[Written request] Your task is to restate the data word for word.

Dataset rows
^^^^

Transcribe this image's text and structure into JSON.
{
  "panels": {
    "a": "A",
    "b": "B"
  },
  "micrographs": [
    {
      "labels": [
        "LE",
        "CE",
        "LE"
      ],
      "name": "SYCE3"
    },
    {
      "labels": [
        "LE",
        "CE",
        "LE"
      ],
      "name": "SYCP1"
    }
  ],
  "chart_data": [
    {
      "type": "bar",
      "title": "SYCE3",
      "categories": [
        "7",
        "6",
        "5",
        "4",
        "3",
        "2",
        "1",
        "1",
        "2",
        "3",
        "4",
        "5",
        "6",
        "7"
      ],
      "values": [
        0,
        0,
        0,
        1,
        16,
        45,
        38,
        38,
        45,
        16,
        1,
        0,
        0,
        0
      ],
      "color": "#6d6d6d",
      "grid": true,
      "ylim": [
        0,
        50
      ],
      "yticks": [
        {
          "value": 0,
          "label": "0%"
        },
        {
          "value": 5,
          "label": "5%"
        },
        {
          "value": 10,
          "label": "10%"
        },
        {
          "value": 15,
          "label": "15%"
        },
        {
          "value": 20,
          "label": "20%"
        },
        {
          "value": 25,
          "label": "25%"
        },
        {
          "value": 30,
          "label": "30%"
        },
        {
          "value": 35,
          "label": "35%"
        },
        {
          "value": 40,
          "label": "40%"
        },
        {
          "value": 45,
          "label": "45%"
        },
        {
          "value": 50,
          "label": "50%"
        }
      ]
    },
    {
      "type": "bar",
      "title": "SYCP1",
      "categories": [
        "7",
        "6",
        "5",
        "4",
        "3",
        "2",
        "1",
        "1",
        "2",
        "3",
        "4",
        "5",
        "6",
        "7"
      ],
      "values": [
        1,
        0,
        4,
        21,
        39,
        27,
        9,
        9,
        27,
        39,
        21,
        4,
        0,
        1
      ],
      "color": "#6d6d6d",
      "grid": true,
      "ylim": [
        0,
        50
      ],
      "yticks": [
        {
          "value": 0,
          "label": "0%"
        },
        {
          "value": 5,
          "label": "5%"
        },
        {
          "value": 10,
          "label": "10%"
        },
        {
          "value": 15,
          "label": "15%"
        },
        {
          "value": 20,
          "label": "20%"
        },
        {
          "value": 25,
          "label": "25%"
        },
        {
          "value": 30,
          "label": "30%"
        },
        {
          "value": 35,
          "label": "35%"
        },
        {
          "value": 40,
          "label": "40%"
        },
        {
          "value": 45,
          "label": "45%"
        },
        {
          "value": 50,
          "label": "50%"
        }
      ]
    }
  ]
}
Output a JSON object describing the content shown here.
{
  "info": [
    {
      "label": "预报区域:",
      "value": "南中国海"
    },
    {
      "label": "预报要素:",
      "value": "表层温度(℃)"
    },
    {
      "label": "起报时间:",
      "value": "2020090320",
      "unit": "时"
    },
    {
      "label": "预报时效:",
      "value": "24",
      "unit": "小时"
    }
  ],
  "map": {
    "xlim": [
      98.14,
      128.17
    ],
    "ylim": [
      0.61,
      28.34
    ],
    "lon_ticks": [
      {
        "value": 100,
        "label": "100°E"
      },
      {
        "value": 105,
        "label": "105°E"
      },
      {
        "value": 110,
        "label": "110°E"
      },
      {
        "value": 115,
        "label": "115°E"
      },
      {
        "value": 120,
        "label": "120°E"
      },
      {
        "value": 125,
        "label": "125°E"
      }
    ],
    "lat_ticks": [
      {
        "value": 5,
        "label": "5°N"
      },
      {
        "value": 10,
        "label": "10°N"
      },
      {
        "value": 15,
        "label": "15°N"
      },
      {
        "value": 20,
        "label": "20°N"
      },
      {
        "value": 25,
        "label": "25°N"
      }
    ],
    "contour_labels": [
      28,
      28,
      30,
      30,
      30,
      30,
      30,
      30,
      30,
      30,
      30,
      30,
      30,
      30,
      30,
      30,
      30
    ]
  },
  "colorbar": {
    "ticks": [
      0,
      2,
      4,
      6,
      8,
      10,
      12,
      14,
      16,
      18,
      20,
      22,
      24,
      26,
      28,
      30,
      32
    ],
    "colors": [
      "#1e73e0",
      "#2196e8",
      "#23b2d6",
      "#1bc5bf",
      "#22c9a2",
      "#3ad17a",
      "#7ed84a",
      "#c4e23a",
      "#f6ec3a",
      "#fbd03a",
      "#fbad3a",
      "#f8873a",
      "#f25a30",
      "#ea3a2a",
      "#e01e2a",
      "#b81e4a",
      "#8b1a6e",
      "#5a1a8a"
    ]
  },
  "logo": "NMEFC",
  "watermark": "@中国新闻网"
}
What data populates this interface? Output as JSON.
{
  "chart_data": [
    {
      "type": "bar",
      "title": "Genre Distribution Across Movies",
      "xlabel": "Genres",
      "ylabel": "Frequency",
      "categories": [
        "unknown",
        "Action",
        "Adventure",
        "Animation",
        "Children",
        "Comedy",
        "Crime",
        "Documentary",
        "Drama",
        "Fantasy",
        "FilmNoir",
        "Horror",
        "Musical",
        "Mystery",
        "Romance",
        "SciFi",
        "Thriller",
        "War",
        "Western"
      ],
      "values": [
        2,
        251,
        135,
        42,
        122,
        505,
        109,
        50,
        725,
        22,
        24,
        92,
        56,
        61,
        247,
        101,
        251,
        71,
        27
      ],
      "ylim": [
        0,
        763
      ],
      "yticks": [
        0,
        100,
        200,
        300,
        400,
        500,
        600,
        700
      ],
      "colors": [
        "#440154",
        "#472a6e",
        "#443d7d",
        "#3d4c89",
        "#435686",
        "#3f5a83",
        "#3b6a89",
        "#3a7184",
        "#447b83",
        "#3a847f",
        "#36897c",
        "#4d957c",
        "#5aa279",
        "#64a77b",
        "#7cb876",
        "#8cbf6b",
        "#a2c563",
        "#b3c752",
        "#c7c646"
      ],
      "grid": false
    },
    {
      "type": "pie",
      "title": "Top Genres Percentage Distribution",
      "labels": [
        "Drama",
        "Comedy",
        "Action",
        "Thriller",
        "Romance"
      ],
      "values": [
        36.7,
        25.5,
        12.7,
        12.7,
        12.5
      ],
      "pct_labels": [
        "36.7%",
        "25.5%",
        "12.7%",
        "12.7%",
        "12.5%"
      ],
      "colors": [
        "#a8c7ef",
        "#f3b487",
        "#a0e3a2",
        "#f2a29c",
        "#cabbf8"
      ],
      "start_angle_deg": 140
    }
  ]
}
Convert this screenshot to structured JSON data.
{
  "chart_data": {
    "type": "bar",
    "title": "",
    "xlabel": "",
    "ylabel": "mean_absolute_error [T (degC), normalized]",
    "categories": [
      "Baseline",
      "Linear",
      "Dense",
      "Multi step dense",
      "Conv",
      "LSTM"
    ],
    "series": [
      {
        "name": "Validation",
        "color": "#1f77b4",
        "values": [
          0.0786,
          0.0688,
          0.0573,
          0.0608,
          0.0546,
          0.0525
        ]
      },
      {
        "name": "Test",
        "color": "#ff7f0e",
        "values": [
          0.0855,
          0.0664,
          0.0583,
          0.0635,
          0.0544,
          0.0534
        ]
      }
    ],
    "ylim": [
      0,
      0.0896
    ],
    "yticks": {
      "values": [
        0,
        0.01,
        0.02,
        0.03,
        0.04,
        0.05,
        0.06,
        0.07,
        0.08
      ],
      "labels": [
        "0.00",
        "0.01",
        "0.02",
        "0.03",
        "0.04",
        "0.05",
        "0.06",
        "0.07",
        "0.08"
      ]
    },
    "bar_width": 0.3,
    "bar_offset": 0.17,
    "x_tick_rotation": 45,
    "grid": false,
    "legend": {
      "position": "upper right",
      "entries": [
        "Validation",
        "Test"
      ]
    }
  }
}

^^^^

[Complete output]
Transcribe this image's text and structure into JSON.
{
  "panels": {
    "a": "A",
    "b": "B"
  },
  "micrographs": [
    {
      "labels": [
        "LE",
        "CE",
        "LE"
      ],
      "name": "SYCE3"
    },
    {
      "labels": [
        "LE",
        "CE",
        "LE"
      ],
      "name": "SYCP1"
    }
  ],
  "chart_data": [
    {
      "type": "bar",
      "title": "SYCE3",
      "categories": [
        "7",
        "6",
        "5",
        "4",
        "3",
        "2",
        "1",
        "1",
        "2",
        "3",
        "4",
        "5",
        "6",
        "7"
      ],
      "values": [
        0,
        0,
        0,
        1,
        16,
        45,
        38,
        38,
        45,
        16,
        1,
        0,
        0,
        0
      ],
      "color": "#6d6d6d",
      "grid": true,
      "ylim": [
        0,
        50
      ],
      "yticks": [
        {
          "value": 0,
          "label": "0%"
        },
        {
          "value": 5,
          "label": "5%"
        },
        {
          "value": 10,
          "label": "10%"
        },
        {
          "value": 15,
          "label": "15%"
        },
        {
          "value": 20,
          "label": "20%"
        },
        {
          "value": 25,
          "label": "25%"
        },
        {
          "value": 30,
          "label": "30%"
        },
        {
          "value": 35,
          "label": "35%"
        },
        {
          "value": 40,
          "label": "40%"
        },
        {
          "value": 45,
          "label": "45%"
        },
        {
          "value": 50,
          "label": "50%"
        }
      ]
    },
    {
      "type": "bar",
      "title": "SYCP1",
      "categories": [
        "7",
        "6",
        "5",
        "4",
        "3",
        "2",
        "1",
        "1",
        "2",
        "3",
        "4",
        "5",
        "6",
        "7"
      ],
      "values": [
        1,
        0,
        4,
        21,
        39,
        27,
        9,
        9,
        27,
        39,
        21,
        4,
        0,
        1
      ],
      "color": "#6d6d6d",
      "grid": true,
      "ylim": [
        0,
        50
      ],
      "yticks": [
        {
          "value": 0,
          "label": "0%"
        },
        {
          "value": 5,
          "label": "5%"
        },
        {
          "value": 10,
          "label": "10%"
        },
        {
          "value": 15,
          "label": "15%"
        },
        {
          "value": 20,
          "label": "20%"
        },
        {
          "value": 25,
          "label": "25%"
        },
        {
          "value": 30,
          "label": "30%"
        },
        {
          "value": 35,
          "label": "35%"
        },
        {
          "value": 40,
          "label": "40%"
        },
        {
          "value": 45,
          "label": "45%"
        },
        {
          "value": 50,
          "label": "50%"
        }
      ]
    }
  ]
}
Output a JSON object describing the content shown here.
{
  "info": [
    {
      "label": "预报区域:",
      "value": "南中国海"
    },
    {
      "label": "预报要素:",
      "value": "表层温度(℃)"
    },
    {
      "label": "起报时间:",
      "value": "2020090320",
      "unit": "时"
    },
    {
      "label": "预报时效:",
      "value": "24",
      "unit": "小时"
    }
  ],
  "map": {
    "xlim": [
      98.14,
      128.17
    ],
    "ylim": [
      0.61,
      28.34
    ],
    "lon_ticks": [
      {
        "value": 100,
        "label": "100°E"
      },
      {
        "value": 105,
        "label": "105°E"
      },
      {
        "value": 110,
        "label": "110°E"
      },
      {
        "value": 115,
        "label": "115°E"
      },
      {
        "value": 120,
        "label": "120°E"
      },
      {
        "value": 125,
        "label": "125°E"
      }
    ],
    "lat_ticks": [
      {
        "value": 5,
        "label": "5°N"
      },
      {
        "value": 10,
        "label": "10°N"
      },
      {
        "value": 15,
        "label": "15°N"
      },
      {
        "value": 20,
        "label": "20°N"
      },
      {
        "value": 25,
        "label": "25°N"
      }
    ],
    "contour_labels": [
      28,
      28,
      30,
      30,
      30,
      30,
      30,
      30,
      30,
      30,
      30,
      30,
      30,
      30,
      30,
      30,
      30
    ]
  },
  "colorbar": {
    "ticks": [
      0,
      2,
      4,
      6,
      8,
      10,
      12,
      14,
      16,
      18,
      20,
      22,
      24,
      26,
      28,
      30,
      32
    ],
    "colors": [
      "#1e73e0",
      "#2196e8",
      "#23b2d6",
      "#1bc5bf",
      "#22c9a2",
      "#3ad17a",
      "#7ed84a",
      "#c4e23a",
      "#f6ec3a",
      "#fbd03a",
      "#fbad3a",
      "#f8873a",
      "#f25a30",
      "#ea3a2a",
      "#e01e2a",
      "#b81e4a",
      "#8b1a6e",
      "#5a1a8a"
    ]
  },
  "logo": "NMEFC",
  "watermark": "@中国新闻网"
}
What data populates this interface? Output as JSON.
{
  "chart_data": [
    {
      "type": "bar",
      "title": "Genre Distribution Across Movies",
      "xlabel": "Genres",
      "ylabel": "Frequency",
      "categories": [
        "unknown",
        "Action",
        "Adventure",
        "Animation",
        "Children",
        "Comedy",
        "Crime",
        "Documentary",
        "Drama",
        "Fantasy",
        "FilmNoir",
        "Horror",
        "Musical",
        "Mystery",
        "Romance",
        "SciFi",
        "Thriller",
        "War",
        "Western"
      ],
      "values": [
        2,
        251,
        135,
        42,
        122,
        505,
        109,
        50,
        725,
        22,
        24,
        92,
        56,
        61,
        247,
        101,
        251,
        71,
        27
      ],
      "ylim": [
        0,
        763
      ],
      "yticks": [
        0,
        100,
        200,
        300,
        400,
        500,
        600,
        700
      ],
      "colors": [
        "#440154",
        "#472a6e",
        "#443d7d",
        "#3d4c89",
        "#435686",
        "#3f5a83",
        "#3b6a89",
        "#3a7184",
        "#447b83",
        "#3a847f",
        "#36897c",
        "#4d957c",
        "#5aa279",
        "#64a77b",
        "#7cb876",
        "#8cbf6b",
        "#a2c563",
        "#b3c752",
        "#c7c646"
      ],
      "grid": false
    },
    {
      "type": "pie",
      "title": "Top Genres Percentage Distribution",
      "labels": [
        "Drama",
        "Comedy",
        "Action",
        "Thriller",
        "Romance"
      ],
      "values": [
        36.7,
        25.5,
        12.7,
        12.7,
        12.5
      ],
      "pct_labels": [
        "36.7%",
        "25.5%",
        "12.7%",
        "12.7%",
        "12.5%"
      ],
      "colors": [
        "#a8c7ef",
        "#f3b487",
        "#a0e3a2",
        "#f2a29c",
        "#cabbf8"
      ],
      "start_angle_deg": 140
    }
  ]
}
Convert this screenshot to structured JSON data.
{
  "chart_data": {
    "type": "bar",
    "title": "",
    "xlabel": "",
    "ylabel": "mean_absolute_error [T (degC), normalized]",
    "categories": [
      "Baseline",
      "Linear",
      "Dense",
      "Multi step dense",
      "Conv",
      "LSTM"
    ],
    "series": [
      {
        "name": "Validation",
        "color": "#1f77b4",
        "values": [
          0.0786,
          0.0688,
          0.0573,
          0.0608,
          0.0546,
          0.0525
        ]
      },
      {
        "name": "Test",
        "color": "#ff7f0e",
        "values": [
          0.0855,
          0.0664,
          0.0583,
          0.0635,
          0.0544,
          0.0534
        ]
      }
    ],
    "ylim": [
      0,
      0.0896
    ],
    "yticks": {
      "values": [
        0,
        0.01,
        0.02,
        0.03,
        0.04,
        0.05,
        0.06,
        0.07,
        0.08
      ],
      "labels": [
        "0.00",
        "0.01",
        "0.02",
        "0.03",
        "0.04",
        "0.05",
        "0.06",
        "0.07",
        "0.08"
      ]
    },
    "bar_width": 0.3,
    "bar_offset": 0.17,
    "x_tick_rotation": 45,
    "grid": false,
    "legend": {
      "position": "upper right",
      "entries": [
        "Validation",
        "Test"
      ]
    }
  }
}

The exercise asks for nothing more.